## begin EXTRACTED DATA
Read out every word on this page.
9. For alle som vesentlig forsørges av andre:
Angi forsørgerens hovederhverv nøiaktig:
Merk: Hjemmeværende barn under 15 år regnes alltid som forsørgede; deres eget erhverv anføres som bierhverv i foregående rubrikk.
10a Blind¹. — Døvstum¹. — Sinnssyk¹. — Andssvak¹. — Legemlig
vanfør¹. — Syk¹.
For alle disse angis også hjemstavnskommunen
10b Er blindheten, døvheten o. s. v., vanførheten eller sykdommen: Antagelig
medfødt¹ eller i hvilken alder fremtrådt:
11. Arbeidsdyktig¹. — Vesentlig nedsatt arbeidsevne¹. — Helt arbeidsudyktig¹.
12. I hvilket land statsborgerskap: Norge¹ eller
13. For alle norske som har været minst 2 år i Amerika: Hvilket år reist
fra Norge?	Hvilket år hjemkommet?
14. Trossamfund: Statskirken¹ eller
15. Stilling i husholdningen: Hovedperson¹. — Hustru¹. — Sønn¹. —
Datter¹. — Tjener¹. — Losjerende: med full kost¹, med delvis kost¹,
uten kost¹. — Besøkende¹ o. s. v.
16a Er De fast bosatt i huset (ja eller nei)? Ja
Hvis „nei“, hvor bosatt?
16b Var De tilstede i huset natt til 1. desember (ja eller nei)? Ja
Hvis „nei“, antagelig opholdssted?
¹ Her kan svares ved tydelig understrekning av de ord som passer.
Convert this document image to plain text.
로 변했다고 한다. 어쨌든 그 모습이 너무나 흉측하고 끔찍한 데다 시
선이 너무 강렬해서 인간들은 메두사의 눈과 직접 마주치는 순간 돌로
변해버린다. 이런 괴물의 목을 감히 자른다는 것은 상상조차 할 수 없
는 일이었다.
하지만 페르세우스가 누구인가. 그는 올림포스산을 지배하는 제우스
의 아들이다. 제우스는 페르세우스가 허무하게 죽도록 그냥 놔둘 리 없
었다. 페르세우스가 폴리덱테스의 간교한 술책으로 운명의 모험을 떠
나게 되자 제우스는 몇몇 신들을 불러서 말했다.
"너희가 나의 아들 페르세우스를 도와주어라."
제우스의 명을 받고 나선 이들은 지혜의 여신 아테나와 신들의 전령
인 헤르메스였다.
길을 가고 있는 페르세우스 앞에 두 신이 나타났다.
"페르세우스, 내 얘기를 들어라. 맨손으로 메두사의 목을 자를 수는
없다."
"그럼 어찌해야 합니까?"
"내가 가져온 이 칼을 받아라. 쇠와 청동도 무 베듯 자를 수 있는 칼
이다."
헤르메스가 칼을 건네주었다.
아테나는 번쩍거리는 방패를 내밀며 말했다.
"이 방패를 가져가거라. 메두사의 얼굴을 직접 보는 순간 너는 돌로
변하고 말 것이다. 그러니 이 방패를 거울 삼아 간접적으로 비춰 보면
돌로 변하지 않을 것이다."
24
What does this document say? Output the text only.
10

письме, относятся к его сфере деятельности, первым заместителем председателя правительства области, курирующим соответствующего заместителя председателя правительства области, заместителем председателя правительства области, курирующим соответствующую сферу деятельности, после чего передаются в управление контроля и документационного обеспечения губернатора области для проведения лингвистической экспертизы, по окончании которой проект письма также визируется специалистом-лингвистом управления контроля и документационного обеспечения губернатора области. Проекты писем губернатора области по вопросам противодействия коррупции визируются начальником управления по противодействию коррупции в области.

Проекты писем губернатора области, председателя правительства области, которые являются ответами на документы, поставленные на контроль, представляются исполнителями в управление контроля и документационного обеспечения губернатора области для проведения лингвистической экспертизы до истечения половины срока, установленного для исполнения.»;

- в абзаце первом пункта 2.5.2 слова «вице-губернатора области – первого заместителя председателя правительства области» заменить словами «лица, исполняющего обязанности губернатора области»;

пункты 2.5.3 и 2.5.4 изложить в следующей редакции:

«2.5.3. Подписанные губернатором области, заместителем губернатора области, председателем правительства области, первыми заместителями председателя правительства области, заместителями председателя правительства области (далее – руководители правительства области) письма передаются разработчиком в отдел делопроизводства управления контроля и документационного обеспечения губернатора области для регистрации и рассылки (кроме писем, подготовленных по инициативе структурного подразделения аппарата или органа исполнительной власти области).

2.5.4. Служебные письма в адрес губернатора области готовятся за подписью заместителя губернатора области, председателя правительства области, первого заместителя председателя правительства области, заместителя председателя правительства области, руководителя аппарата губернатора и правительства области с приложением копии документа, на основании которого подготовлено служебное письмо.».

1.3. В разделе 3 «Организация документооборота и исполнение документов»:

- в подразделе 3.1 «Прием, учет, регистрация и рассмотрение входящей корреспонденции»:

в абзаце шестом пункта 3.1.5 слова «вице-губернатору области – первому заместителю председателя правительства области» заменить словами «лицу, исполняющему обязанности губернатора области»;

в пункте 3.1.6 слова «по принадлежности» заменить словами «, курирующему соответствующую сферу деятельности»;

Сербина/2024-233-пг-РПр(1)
## end EXTRACTED DATA
Determine how many lines include the word "обязанности" and report that number by itself.

■ **OUTPUT FOR THIS TASK**
2